*** STORED RECORDS ***
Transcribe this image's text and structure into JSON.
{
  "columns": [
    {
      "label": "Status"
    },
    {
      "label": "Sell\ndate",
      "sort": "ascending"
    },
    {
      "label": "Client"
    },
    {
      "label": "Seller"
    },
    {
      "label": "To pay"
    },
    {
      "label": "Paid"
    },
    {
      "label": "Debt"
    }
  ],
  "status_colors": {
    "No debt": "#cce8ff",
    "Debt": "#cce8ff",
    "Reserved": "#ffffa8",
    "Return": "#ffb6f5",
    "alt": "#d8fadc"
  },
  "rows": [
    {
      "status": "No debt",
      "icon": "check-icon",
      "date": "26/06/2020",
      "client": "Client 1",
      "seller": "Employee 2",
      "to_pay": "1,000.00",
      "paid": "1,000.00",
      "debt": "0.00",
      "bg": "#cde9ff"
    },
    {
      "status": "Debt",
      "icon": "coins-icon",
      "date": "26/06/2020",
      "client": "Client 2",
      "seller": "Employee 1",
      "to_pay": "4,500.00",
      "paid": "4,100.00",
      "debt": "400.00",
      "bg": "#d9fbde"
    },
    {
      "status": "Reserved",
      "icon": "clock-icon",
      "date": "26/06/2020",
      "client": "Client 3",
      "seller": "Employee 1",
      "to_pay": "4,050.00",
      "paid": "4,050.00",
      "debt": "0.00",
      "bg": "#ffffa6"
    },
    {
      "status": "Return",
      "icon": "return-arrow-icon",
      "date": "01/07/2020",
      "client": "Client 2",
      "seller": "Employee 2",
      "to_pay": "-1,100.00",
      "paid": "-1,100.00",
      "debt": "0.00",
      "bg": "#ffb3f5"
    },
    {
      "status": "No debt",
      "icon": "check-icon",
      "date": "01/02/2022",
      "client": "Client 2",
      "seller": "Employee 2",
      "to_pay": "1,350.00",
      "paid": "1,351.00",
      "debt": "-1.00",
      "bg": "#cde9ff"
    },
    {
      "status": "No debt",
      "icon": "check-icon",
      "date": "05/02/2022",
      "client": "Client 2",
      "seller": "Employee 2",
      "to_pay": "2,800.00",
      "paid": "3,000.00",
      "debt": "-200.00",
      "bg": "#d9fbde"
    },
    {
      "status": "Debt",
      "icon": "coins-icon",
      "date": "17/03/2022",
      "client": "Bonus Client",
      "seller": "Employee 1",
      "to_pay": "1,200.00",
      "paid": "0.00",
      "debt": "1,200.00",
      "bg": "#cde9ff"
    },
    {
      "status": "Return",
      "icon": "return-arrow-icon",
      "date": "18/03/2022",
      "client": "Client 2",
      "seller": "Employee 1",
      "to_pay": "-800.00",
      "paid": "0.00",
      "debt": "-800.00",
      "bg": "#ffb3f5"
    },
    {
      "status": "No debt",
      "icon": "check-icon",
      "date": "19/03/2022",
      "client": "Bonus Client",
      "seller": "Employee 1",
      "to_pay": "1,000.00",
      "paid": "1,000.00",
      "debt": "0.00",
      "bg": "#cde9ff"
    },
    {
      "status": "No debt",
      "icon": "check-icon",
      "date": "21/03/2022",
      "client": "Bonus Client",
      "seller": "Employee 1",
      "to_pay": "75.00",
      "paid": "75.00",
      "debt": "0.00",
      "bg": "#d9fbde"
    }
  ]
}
***
• JOB: Repeat each of the entries above precisely as given.

• ANSWER BELOW:
Transcribe this image's text and structure into JSON.
{
  "columns": [
    {
      "label": "Status"
    },
    {
      "label": "Sell\ndate",
      "sort": "ascending"
    },
    {
      "label": "Client"
    },
    {
      "label": "Seller"
    },
    {
      "label": "To pay"
    },
    {
      "label": "Paid"
    },
    {
      "label": "Debt"
    }
  ],
  "status_colors": {
    "No debt": "#cce8ff",
    "Debt": "#cce8ff",
    "Reserved": "#ffffa8",
    "Return": "#ffb6f5",
    "alt": "#d8fadc"
  },
  "rows": [
    {
      "status": "No debt",
      "icon": "check-icon",
      "date": "26/06/2020",
      "client": "Client 1",
      "seller": "Employee 2",
      "to_pay": "1,000.00",
      "paid": "1,000.00",
      "debt": "0.00",
      "bg": "#cde9ff"
    },
    {
      "status": "Debt",
      "icon": "coins-icon",
      "date": "26/06/2020",
      "client": "Client 2",
      "seller": "Employee 1",
      "to_pay": "4,500.00",
      "paid": "4,100.00",
      "debt": "400.00",
      "bg": "#d9fbde"
    },
    {
      "status": "Reserved",
      "icon": "clock-icon",
      "date": "26/06/2020",
      "client": "Client 3",
      "seller": "Employee 1",
      "to_pay": "4,050.00",
      "paid": "4,050.00",
      "debt": "0.00",
      "bg": "#ffffa6"
    },
    {
      "status": "Return",
      "icon": "return-arrow-icon",
      "date": "01/07/2020",
      "client": "Client 2",
      "seller": "Employee 2",
      "to_pay": "-1,100.00",
      "paid": "-1,100.00",
      "debt": "0.00",
      "bg": "#ffb3f5"
    },
    {
      "status": "No debt",
      "icon": "check-icon",
      "date": "01/02/2022",
      "client": "Client 2",
      "seller": "Employee 2",
      "to_pay": "1,350.00",
      "paid": "1,351.00",
      "debt": "-1.00",
      "bg": "#cde9ff"
    },
    {
      "status": "No debt",
      "icon": "check-icon",
      "date": "05/02/2022",
      "client": "Client 2",
      "seller": "Employee 2",
      "to_pay": "2,800.00",
      "paid": "3,000.00",
      "debt": "-200.00",
      "bg": "#d9fbde"
    },
    {
      "status": "Debt",
      "icon": "coins-icon",
      "date": "17/03/2022",
      "client": "Bonus Client",
      "seller": "Employee 1",
      "to_pay": "1,200.00",
      "paid": "0.00",
      "debt": "1,200.00",
      "bg": "#cde9ff"
    },
    {
      "status": "Return",
      "icon": "return-arrow-icon",
      "date": "18/03/2022",
      "client": "Client 2",
      "seller": "Employee 1",
      "to_pay": "-800.00",
      "paid": "0.00",
      "debt": "-800.00",
      "bg": "#ffb3f5"
    },
    {
      "status": "No debt",
      "icon": "check-icon",
      "date": "19/03/2022",
      "client": "Bonus Client",
      "seller": "Employee 1",
      "to_pay": "1,000.00",
      "paid": "1,000.00",
      "debt": "0.00",
      "bg": "#cde9ff"
    },
    {
      "status": "No debt",
      "icon": "check-icon",
      "date": "21/03/2022",
      "client": "Bonus Client",
      "seller": "Employee 1",
      "to_pay": "75.00",
      "paid": "75.00",
      "debt": "0.00",
      "bg": "#d9fbde"
    }
  ]
}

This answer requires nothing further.